### Collected data entries
START

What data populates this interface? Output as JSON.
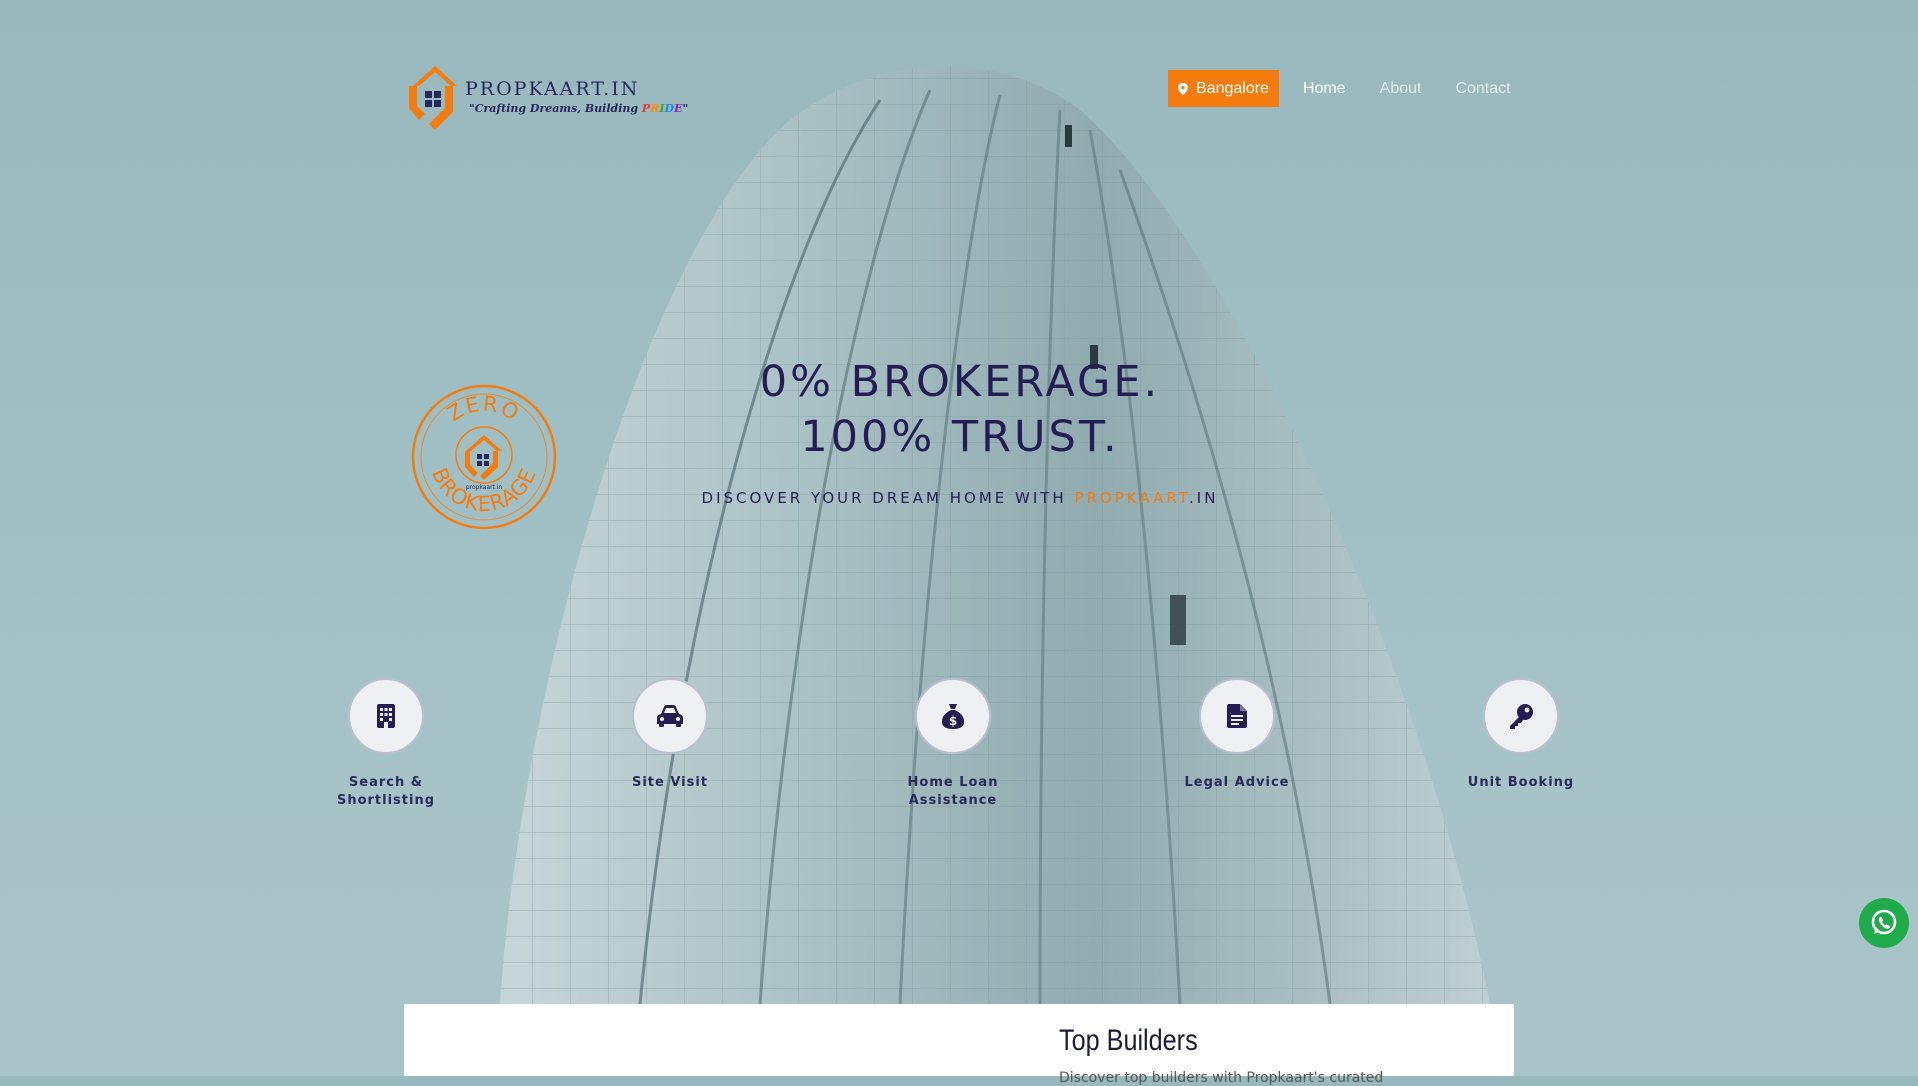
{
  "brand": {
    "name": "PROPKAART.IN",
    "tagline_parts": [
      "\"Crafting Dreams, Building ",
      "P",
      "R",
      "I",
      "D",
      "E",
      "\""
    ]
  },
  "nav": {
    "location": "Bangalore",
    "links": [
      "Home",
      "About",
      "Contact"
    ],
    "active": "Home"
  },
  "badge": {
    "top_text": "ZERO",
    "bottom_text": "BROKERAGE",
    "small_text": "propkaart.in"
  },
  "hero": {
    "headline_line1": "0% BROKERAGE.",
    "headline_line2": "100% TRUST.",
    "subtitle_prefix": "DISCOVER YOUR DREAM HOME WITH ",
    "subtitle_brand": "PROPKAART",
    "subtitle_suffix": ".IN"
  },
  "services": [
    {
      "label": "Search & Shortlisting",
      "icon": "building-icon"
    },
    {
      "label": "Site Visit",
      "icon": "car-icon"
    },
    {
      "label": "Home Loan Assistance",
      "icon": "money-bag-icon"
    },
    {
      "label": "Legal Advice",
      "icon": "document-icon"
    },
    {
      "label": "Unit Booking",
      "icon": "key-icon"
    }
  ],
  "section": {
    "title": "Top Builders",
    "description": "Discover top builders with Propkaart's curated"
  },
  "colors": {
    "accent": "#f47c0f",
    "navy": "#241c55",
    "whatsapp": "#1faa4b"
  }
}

END
START

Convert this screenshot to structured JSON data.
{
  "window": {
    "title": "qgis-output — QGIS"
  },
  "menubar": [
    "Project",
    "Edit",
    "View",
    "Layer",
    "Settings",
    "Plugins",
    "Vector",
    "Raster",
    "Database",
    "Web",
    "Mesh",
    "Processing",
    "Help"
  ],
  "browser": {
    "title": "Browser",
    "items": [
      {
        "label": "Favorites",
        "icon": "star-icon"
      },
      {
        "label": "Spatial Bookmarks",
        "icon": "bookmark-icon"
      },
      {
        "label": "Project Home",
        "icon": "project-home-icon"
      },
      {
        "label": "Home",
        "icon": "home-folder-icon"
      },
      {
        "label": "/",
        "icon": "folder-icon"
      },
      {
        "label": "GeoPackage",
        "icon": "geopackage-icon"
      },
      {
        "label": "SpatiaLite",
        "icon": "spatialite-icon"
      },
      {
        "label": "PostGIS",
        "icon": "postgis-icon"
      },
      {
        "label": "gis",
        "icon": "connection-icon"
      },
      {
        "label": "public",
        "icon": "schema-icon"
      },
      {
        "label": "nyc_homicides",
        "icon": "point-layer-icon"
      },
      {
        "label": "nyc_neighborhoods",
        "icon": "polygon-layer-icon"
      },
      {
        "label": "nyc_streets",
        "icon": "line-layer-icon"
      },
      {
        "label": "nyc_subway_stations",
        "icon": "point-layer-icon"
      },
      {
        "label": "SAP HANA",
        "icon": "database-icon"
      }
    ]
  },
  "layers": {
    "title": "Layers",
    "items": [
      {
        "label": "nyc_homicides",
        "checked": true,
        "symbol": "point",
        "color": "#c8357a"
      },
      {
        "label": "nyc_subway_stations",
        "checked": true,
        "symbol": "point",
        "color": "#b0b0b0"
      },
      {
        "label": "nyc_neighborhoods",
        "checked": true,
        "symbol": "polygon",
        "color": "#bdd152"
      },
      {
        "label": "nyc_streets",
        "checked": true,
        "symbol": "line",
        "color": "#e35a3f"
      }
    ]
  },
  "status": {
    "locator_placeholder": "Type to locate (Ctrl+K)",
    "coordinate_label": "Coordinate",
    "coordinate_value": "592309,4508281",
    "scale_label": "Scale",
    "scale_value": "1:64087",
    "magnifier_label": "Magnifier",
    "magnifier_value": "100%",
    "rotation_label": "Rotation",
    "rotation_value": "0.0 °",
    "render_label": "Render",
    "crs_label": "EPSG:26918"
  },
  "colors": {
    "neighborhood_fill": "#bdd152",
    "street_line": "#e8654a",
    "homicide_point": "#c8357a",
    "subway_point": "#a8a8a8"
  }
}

END

### EXERCISE AIM
Determine how many lines of this listing contain "symbol", and give only the number.

### RESULT BELOW
4